--- Start Task inputs ---

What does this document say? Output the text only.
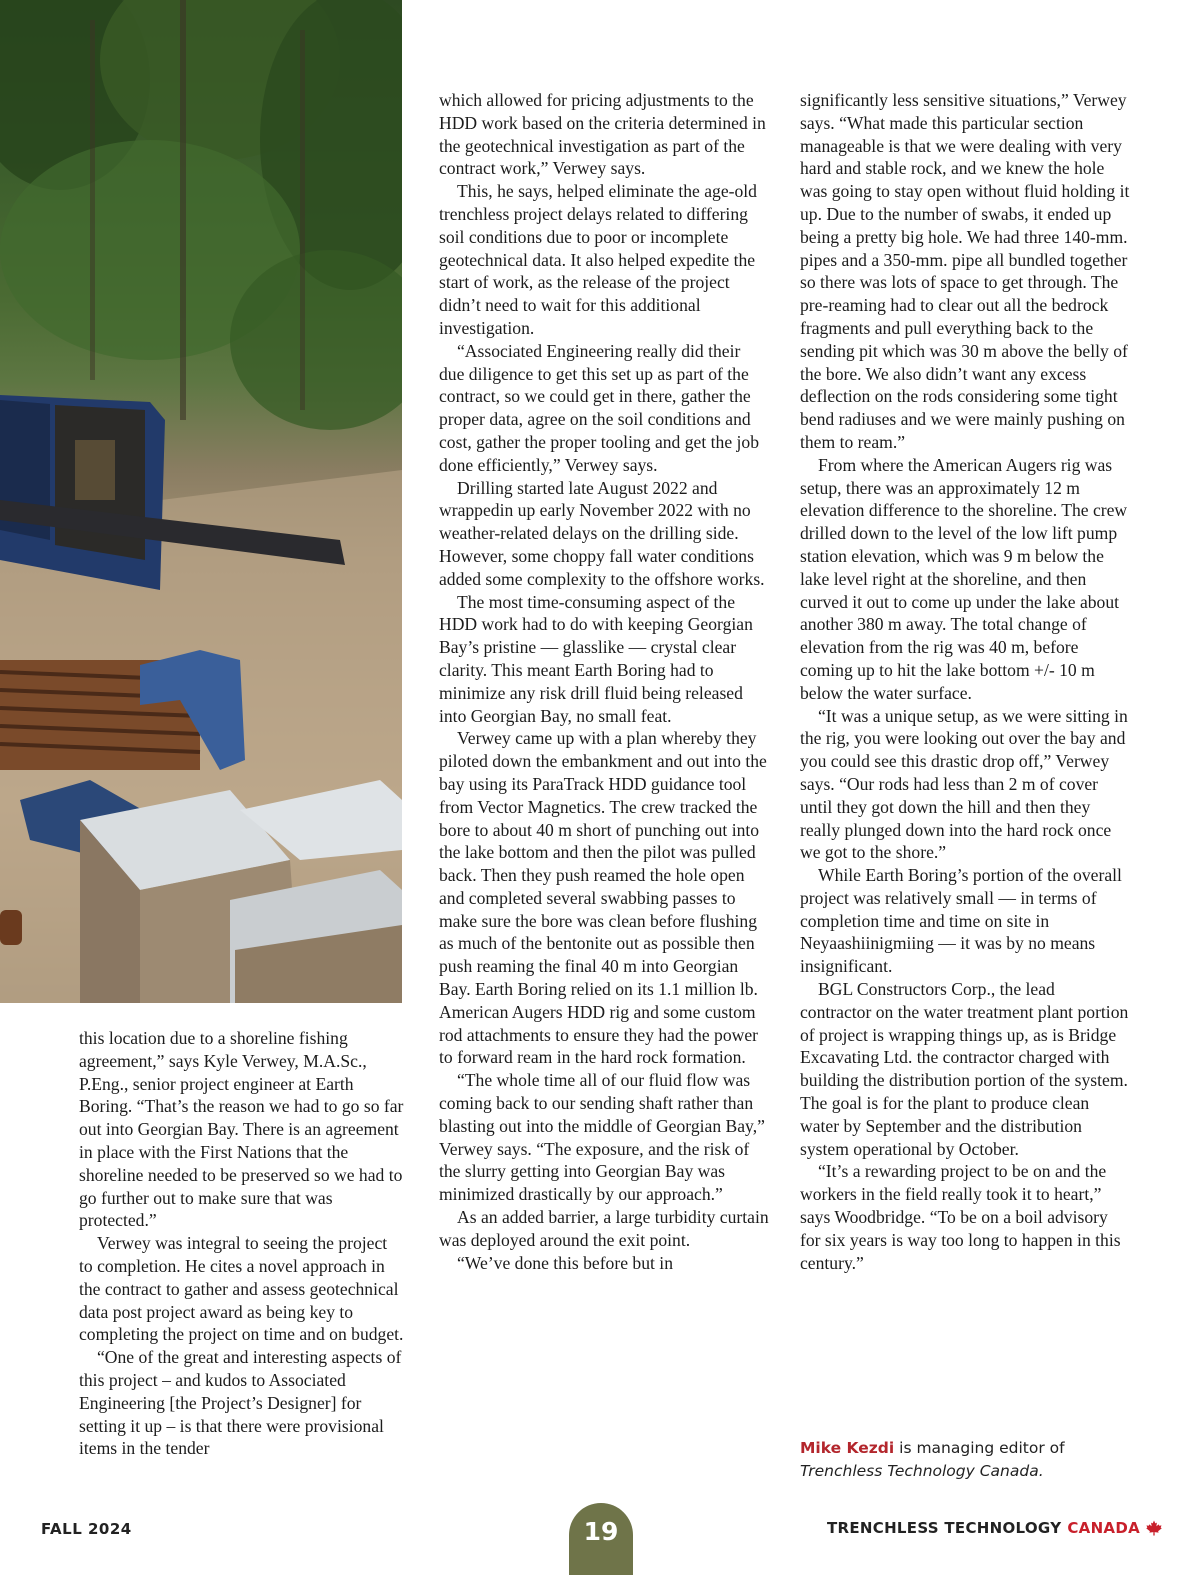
this location due to a shoreline fishing agreement,” says Kyle Verwey, M.A.Sc., P.Eng., senior project engineer at Earth Boring. “That’s the reason we had to go so far out into Georgian Bay. There is an agreement in place with the First Nations that the shoreline needed to be preserved so we had to go further out to make sure that was protected.”

Verwey was integral to seeing the project to completion. He cites a novel approach in the contract to gather and assess geotechnical data post project award as being key to completing the project on time and on budget.

“One of the great and interesting aspects of this project – and kudos to Associated Engineering [the Project’s Designer] for setting it up – is that there were provisional items in the tender

which allowed for pricing adjustments to the HDD work based on the criteria determined in the geotechnical investigation as part of the contract work,” Verwey says.

This, he says, helped eliminate the age-old trenchless project delays related to differing soil conditions due to poor or incomplete geotechnical data. It also helped expedite the start of work, as the release of the project didn’t need to wait for this additional investigation.

“Associated Engineering really did their due diligence to get this set up as part of the contract, so we could get in there, gather the proper data, agree on the soil conditions and cost, gather the proper tooling and get the job done efficiently,” Verwey says.

Drilling started late August 2022 and wrappedin up early November 2022 with no weather-related delays on the drilling side. However, some choppy fall water conditions added some complexity to the offshore works.

The most time-consuming aspect of the HDD work had to do with keeping Georgian Bay’s pristine — glasslike — crystal clear clarity. This meant Earth Boring had to minimize any risk drill fluid being released into Georgian Bay, no small feat.

Verwey came up with a plan whereby they piloted down the embankment and out into the bay using its ParaTrack HDD guidance tool from Vector Magnetics. The crew tracked the bore to about 40 m short of punching out into the lake bottom and then the pilot was pulled back. Then they push reamed the hole open and completed several swabbing passes to make sure the bore was clean before flushing as much of the bentonite out as possible then push reaming the final 40 m into Georgian Bay. Earth Boring relied on its 1.1 million lb. American Augers HDD rig and some custom rod attachments to ensure they had the power to forward ream in the hard rock formation.

“The whole time all of our fluid flow was coming back to our sending shaft rather than blasting out into the middle of Georgian Bay,” Verwey says. “The exposure, and the risk of the slurry getting into Georgian Bay was minimized drastically by our approach.”

As an added barrier, a large turbidity curtain was deployed around the exit point.

“We’ve done this before but in

significantly less sensitive situations,” Verwey says. “What made this particular section manageable is that we were dealing with very hard and stable rock, and we knew the hole was going to stay open without fluid holding it up. Due to the number of swabs, it ended up being a pretty big hole. We had three 140-mm. pipes and a 350-mm. pipe all bundled together so there was lots of space to get through. The pre-reaming had to clear out all the bedrock fragments and pull everything back to the sending pit which was 30 m above the belly of the bore. We also didn’t want any excess deflection on the rods considering some tight bend radiuses and we were mainly pushing on them to ream.”

From where the American Augers rig was setup, there was an approximately 12 m elevation difference to the shoreline. The crew drilled down to the level of the low lift pump station elevation, which was 9 m below the lake level right at the shoreline, and then curved it out to come up under the lake about another 380 m away. The total change of elevation from the rig was 40 m, before coming up to hit the lake bottom +/- 10 m below the water surface.

“It was a unique setup, as we were sitting in the rig, you were looking out over the bay and you could see this drastic drop off,” Verwey says. “Our rods had less than 2 m of cover until they got down the hill and then they really plunged down into the hard rock once we got to the shore.”

While Earth Boring’s portion of the overall project was relatively small — in terms of completion time and time on site in Neyaashiinigmiing — it was by no means insignificant.

BGL Constructors Corp., the lead contractor on the water treatment plant portion of project is wrapping things up, as is Bridge Excavating Ltd. the contractor charged with building the distribution portion of the system. The goal is for the plant to produce clean water by September and the distribution system operational by October.

“It’s a rewarding project to be on and the workers in the field really took it to heart,” says Woodbridge. “To be on a boil advisory for six years is way too long to happen in this century.”

Mike Kezdi is managing editor of
Trenchless Technology Canada.
FALL 2024	19	TRENCHLESS TECHNOLOGY CANADA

--- End Task inputs ---

_Exercise task_
Retype every record above exactly as written, but leave out the pictures.

_Problem solution_
What does this document say? Output the text only.
this location due to a shoreline fishing agreement,” says Kyle Verwey, M.A.Sc., P.Eng., senior project engineer at Earth Boring. “That’s the reason we had to go so far out into Georgian Bay. There is an agreement in place with the First Nations that the shoreline needed to be preserved so we had to go further out to make sure that was protected.”

Verwey was integral to seeing the project to completion. He cites a novel approach in the contract to gather and assess geotechnical data post project award as being key to completing the project on time and on budget.

“One of the great and interesting aspects of this project – and kudos to Associated Engineering [the Project’s Designer] for setting it up – is that there were provisional items in the tender

which allowed for pricing adjustments to the HDD work based on the criteria determined in the geotechnical investigation as part of the contract work,” Verwey says.

This, he says, helped eliminate the age-old trenchless project delays related to differing soil conditions due to poor or incomplete geotechnical data. It also helped expedite the start of work, as the release of the project didn’t need to wait for this additional investigation.

“Associated Engineering really did their due diligence to get this set up as part of the contract, so we could get in there, gather the proper data, agree on the soil conditions and cost, gather the proper tooling and get the job done efficiently,” Verwey says.

Drilling started late August 2022 and wrappedin up early November 2022 with no weather-related delays on the drilling side. However, some choppy fall water conditions added some complexity to the offshore works.

The most time-consuming aspect of the HDD work had to do with keeping Georgian Bay’s pristine — glasslike — crystal clear clarity. This meant Earth Boring had to minimize any risk drill fluid being released into Georgian Bay, no small feat.

Verwey came up with a plan whereby they piloted down the embankment and out into the bay using its ParaTrack HDD guidance tool from Vector Magnetics. The crew tracked the bore to about 40 m short of punching out into the lake bottom and then the pilot was pulled back. Then they push reamed the hole open and completed several swabbing passes to make sure the bore was clean before flushing as much of the bentonite out as possible then push reaming the final 40 m into Georgian Bay. Earth Boring relied on its 1.1 million lb. American Augers HDD rig and some custom rod attachments to ensure they had the power to forward ream in the hard rock formation.

“The whole time all of our fluid flow was coming back to our sending shaft rather than blasting out into the middle of Georgian Bay,” Verwey says. “The exposure, and the risk of the slurry getting into Georgian Bay was minimized drastically by our approach.”

As an added barrier, a large turbidity curtain was deployed around the exit point.

“We’ve done this before but in

significantly less sensitive situations,” Verwey says. “What made this particular section manageable is that we were dealing with very hard and stable rock, and we knew the hole was going to stay open without fluid holding it up. Due to the number of swabs, it ended up being a pretty big hole. We had three 140-mm. pipes and a 350-mm. pipe all bundled together so there was lots of space to get through. The pre-reaming had to clear out all the bedrock fragments and pull everything back to the sending pit which was 30 m above the belly of the bore. We also didn’t want any excess deflection on the rods considering some tight bend radiuses and we were mainly pushing on them to ream.”

From where the American Augers rig was setup, there was an approximately 12 m elevation difference to the shoreline. The crew drilled down to the level of the low lift pump station elevation, which was 9 m below the lake level right at the shoreline, and then curved it out to come up under the lake about another 380 m away. The total change of elevation from the rig was 40 m, before coming up to hit the lake bottom +/- 10 m below the water surface.

“It was a unique setup, as we were sitting in the rig, you were looking out over the bay and you could see this drastic drop off,” Verwey says. “Our rods had less than 2 m of cover until they got down the hill and then they really plunged down into the hard rock once we got to the shore.”

While Earth Boring’s portion of the overall project was relatively small — in terms of completion time and time on site in Neyaashiinigmiing — it was by no means insignificant.

BGL Constructors Corp., the lead contractor on the water treatment plant portion of project is wrapping things up, as is Bridge Excavating Ltd. the contractor charged with building the distribution portion of the system. The goal is for the plant to produce clean water by September and the distribution system operational by October.

“It’s a rewarding project to be on and the workers in the field really took it to heart,” says Woodbridge. “To be on a boil advisory for six years is way too long to happen in this century.”

Mike Kezdi is managing editor of
Trenchless Technology Canada.
FALL 2024	19	TRENCHLESS TECHNOLOGY CANADA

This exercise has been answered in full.